▸ **What this task involves**
Your task is to print every entry below exactly as given.

▸ **Exercise input**
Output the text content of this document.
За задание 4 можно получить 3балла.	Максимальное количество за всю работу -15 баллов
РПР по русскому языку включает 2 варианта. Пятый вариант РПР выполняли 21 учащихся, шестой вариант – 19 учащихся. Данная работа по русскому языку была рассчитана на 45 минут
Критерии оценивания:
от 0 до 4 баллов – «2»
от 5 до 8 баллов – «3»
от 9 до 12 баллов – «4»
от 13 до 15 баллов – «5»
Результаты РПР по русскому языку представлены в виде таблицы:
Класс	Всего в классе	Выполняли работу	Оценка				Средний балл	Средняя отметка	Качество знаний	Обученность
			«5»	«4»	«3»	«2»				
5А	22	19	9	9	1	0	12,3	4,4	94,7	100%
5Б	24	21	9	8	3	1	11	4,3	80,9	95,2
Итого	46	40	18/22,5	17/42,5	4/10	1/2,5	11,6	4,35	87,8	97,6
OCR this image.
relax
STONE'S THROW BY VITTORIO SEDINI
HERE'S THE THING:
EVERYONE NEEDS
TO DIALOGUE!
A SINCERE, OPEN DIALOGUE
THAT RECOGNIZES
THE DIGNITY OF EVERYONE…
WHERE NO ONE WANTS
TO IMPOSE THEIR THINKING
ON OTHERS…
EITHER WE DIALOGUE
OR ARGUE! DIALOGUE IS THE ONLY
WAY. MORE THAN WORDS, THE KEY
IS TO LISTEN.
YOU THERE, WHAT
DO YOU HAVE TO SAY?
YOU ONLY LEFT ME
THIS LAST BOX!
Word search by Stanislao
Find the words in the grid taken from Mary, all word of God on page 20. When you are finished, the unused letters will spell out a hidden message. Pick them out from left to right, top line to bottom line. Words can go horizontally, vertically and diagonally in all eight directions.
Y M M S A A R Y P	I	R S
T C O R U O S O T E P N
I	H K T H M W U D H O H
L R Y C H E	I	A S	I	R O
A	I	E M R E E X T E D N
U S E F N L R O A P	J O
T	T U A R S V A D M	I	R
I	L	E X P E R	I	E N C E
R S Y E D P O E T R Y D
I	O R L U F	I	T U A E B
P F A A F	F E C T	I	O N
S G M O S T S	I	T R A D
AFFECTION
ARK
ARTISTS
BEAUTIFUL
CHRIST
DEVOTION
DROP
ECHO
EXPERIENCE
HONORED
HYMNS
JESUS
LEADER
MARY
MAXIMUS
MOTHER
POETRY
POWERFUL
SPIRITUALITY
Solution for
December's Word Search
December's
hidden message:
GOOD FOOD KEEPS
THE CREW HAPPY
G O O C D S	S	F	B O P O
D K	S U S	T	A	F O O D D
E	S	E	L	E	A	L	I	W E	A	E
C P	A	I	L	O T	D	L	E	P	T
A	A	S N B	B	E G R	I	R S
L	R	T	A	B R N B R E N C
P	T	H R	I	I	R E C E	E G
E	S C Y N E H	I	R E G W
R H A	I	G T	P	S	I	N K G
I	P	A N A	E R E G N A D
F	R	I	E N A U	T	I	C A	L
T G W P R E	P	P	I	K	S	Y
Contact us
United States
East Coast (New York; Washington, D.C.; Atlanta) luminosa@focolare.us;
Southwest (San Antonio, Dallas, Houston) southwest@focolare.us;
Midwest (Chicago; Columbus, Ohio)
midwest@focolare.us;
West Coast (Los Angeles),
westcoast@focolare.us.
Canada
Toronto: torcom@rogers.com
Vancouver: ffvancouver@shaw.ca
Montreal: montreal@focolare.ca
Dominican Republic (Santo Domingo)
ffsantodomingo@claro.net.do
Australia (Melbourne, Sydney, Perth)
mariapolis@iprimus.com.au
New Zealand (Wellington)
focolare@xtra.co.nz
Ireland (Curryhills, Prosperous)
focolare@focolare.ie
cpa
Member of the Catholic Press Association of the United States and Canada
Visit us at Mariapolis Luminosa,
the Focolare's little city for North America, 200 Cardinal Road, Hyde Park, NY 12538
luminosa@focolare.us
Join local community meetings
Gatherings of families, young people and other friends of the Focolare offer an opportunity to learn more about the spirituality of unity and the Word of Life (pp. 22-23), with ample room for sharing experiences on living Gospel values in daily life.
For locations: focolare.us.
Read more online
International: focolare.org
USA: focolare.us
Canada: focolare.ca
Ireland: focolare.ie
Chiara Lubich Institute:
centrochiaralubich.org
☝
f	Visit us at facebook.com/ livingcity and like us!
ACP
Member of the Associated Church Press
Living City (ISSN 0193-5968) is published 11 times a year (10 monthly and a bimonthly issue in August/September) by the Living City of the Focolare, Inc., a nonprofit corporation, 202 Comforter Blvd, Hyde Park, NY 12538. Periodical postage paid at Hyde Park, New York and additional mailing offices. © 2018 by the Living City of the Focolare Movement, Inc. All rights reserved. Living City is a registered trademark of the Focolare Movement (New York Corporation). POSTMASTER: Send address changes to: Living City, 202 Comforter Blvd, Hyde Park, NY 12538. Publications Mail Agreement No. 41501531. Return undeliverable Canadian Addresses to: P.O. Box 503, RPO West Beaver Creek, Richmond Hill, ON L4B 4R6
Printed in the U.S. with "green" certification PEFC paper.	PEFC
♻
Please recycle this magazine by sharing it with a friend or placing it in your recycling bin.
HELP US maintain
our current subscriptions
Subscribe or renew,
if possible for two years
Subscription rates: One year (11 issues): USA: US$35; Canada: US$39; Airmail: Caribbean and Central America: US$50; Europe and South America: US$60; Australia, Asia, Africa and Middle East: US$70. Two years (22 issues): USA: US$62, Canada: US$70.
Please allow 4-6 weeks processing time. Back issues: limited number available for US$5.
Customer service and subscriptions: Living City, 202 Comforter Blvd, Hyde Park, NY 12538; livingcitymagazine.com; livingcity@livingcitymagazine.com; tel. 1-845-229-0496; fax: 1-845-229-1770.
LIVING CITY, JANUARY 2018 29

▸ **Full solution**
Output the text content of this document.
За задание 4 можно получить 3балла.	Максимальное количество за всю работу -15 баллов
РПР по русскому языку включает 2 варианта. Пятый вариант РПР выполняли 21 учащихся, шестой вариант – 19 учащихся. Данная работа по русскому языку была рассчитана на 45 минут
Критерии оценивания:
от 0 до 4 баллов – «2»
от 5 до 8 баллов – «3»
от 9 до 12 баллов – «4»
от 13 до 15 баллов – «5»
Результаты РПР по русскому языку представлены в виде таблицы:
Класс	Всего в классе	Выполняли работу	Оценка				Средний балл	Средняя отметка	Качество знаний	Обученность
			«5»	«4»	«3»	«2»				
5А	22	19	9	9	1	0	12,3	4,4	94,7	100%
5Б	24	21	9	8	3	1	11	4,3	80,9	95,2
Итого	46	40	18/22,5	17/42,5	4/10	1/2,5	11,6	4,35	87,8	97,6
OCR this image.
relax
STONE'S THROW BY VITTORIO SEDINI
HERE'S THE THING:
EVERYONE NEEDS
TO DIALOGUE!
A SINCERE, OPEN DIALOGUE
THAT RECOGNIZES
THE DIGNITY OF EVERYONE…
WHERE NO ONE WANTS
TO IMPOSE THEIR THINKING
ON OTHERS…
EITHER WE DIALOGUE
OR ARGUE! DIALOGUE IS THE ONLY
WAY. MORE THAN WORDS, THE KEY
IS TO LISTEN.
YOU THERE, WHAT
DO YOU HAVE TO SAY?
YOU ONLY LEFT ME
THIS LAST BOX!
Word search by Stanislao
Find the words in the grid taken from Mary, all word of God on page 20. When you are finished, the unused letters will spell out a hidden message. Pick them out from left to right, top line to bottom line. Words can go horizontally, vertically and diagonally in all eight directions.
Y M M S A A R Y P	I	R S
T C O R U O S O T E P N
I	H K T H M W U D H O H
L R Y C H E	I	A S	I	R O
A	I	E M R E E X T E D N
U S E F N L R O A P	J O
T	T U A R S V A D M	I	R
I	L	E X P E R	I	E N C E
R S Y E D P O E T R Y D
I	O R L U F	I	T U A E B
P F A A F	F E C T	I	O N
S G M O S T S	I	T R A D
AFFECTION
ARK
ARTISTS
BEAUTIFUL
CHRIST
DEVOTION
DROP
ECHO
EXPERIENCE
HONORED
HYMNS
JESUS
LEADER
MARY
MAXIMUS
MOTHER
POETRY
POWERFUL
SPIRITUALITY
Solution for
December's Word Search
December's
hidden message:
GOOD FOOD KEEPS
THE CREW HAPPY
G O O C D S	S	F	B O P O
D K	S U S	T	A	F O O D D
E	S	E	L	E	A	L	I	W E	A	E
C P	A	I	L	O T	D	L	E	P	T
A	A	S N B	B	E G R	I	R S
L	R	T	A	B R N B R E N C
P	T	H R	I	I	R E C E	E G
E	S C Y N E H	I	R E G W
R H A	I	G T	P	S	I	N K G
I	P	A N A	E R E G N A D
F	R	I	E N A U	T	I	C A	L
T G W P R E	P	P	I	K	S	Y
Contact us
United States
East Coast (New York; Washington, D.C.; Atlanta) luminosa@focolare.us;
Southwest (San Antonio, Dallas, Houston) southwest@focolare.us;
Midwest (Chicago; Columbus, Ohio)
midwest@focolare.us;
West Coast (Los Angeles),
westcoast@focolare.us.
Canada
Toronto: torcom@rogers.com
Vancouver: ffvancouver@shaw.ca
Montreal: montreal@focolare.ca
Dominican Republic (Santo Domingo)
ffsantodomingo@claro.net.do
Australia (Melbourne, Sydney, Perth)
mariapolis@iprimus.com.au
New Zealand (Wellington)
focolare@xtra.co.nz
Ireland (Curryhills, Prosperous)
focolare@focolare.ie
cpa
Member of the Catholic Press Association of the United States and Canada
Visit us at Mariapolis Luminosa,
the Focolare's little city for North America, 200 Cardinal Road, Hyde Park, NY 12538
luminosa@focolare.us
Join local community meetings
Gatherings of families, young people and other friends of the Focolare offer an opportunity to learn more about the spirituality of unity and the Word of Life (pp. 22-23), with ample room for sharing experiences on living Gospel values in daily life.
For locations: focolare.us.
Read more online
International: focolare.org
USA: focolare.us
Canada: focolare.ca
Ireland: focolare.ie
Chiara Lubich Institute:
centrochiaralubich.org
☝
f	Visit us at facebook.com/ livingcity and like us!
ACP
Member of the Associated Church Press
Living City (ISSN 0193-5968) is published 11 times a year (10 monthly and a bimonthly issue in August/September) by the Living City of the Focolare, Inc., a nonprofit corporation, 202 Comforter Blvd, Hyde Park, NY 12538. Periodical postage paid at Hyde Park, New York and additional mailing offices. © 2018 by the Living City of the Focolare Movement, Inc. All rights reserved. Living City is a registered trademark of the Focolare Movement (New York Corporation). POSTMASTER: Send address changes to: Living City, 202 Comforter Blvd, Hyde Park, NY 12538. Publications Mail Agreement No. 41501531. Return undeliverable Canadian Addresses to: P.O. Box 503, RPO West Beaver Creek, Richmond Hill, ON L4B 4R6
Printed in the U.S. with "green" certification PEFC paper.	PEFC
♻
Please recycle this magazine by sharing it with a friend or placing it in your recycling bin.
HELP US maintain
our current subscriptions
Subscribe or renew,
if possible for two years
Subscription rates: One year (11 issues): USA: US$35; Canada: US$39; Airmail: Caribbean and Central America: US$50; Europe and South America: US$60; Australia, Asia, Africa and Middle East: US$70. Two years (22 issues): USA: US$62, Canada: US$70.
Please allow 4-6 weeks processing time. Back issues: limited number available for US$5.
Customer service and subscriptions: Living City, 202 Comforter Blvd, Hyde Park, NY 12538; livingcitymagazine.com; livingcity@livingcitymagazine.com; tel. 1-845-229-0496; fax: 1-845-229-1770.
LIVING CITY, JANUARY 2018 29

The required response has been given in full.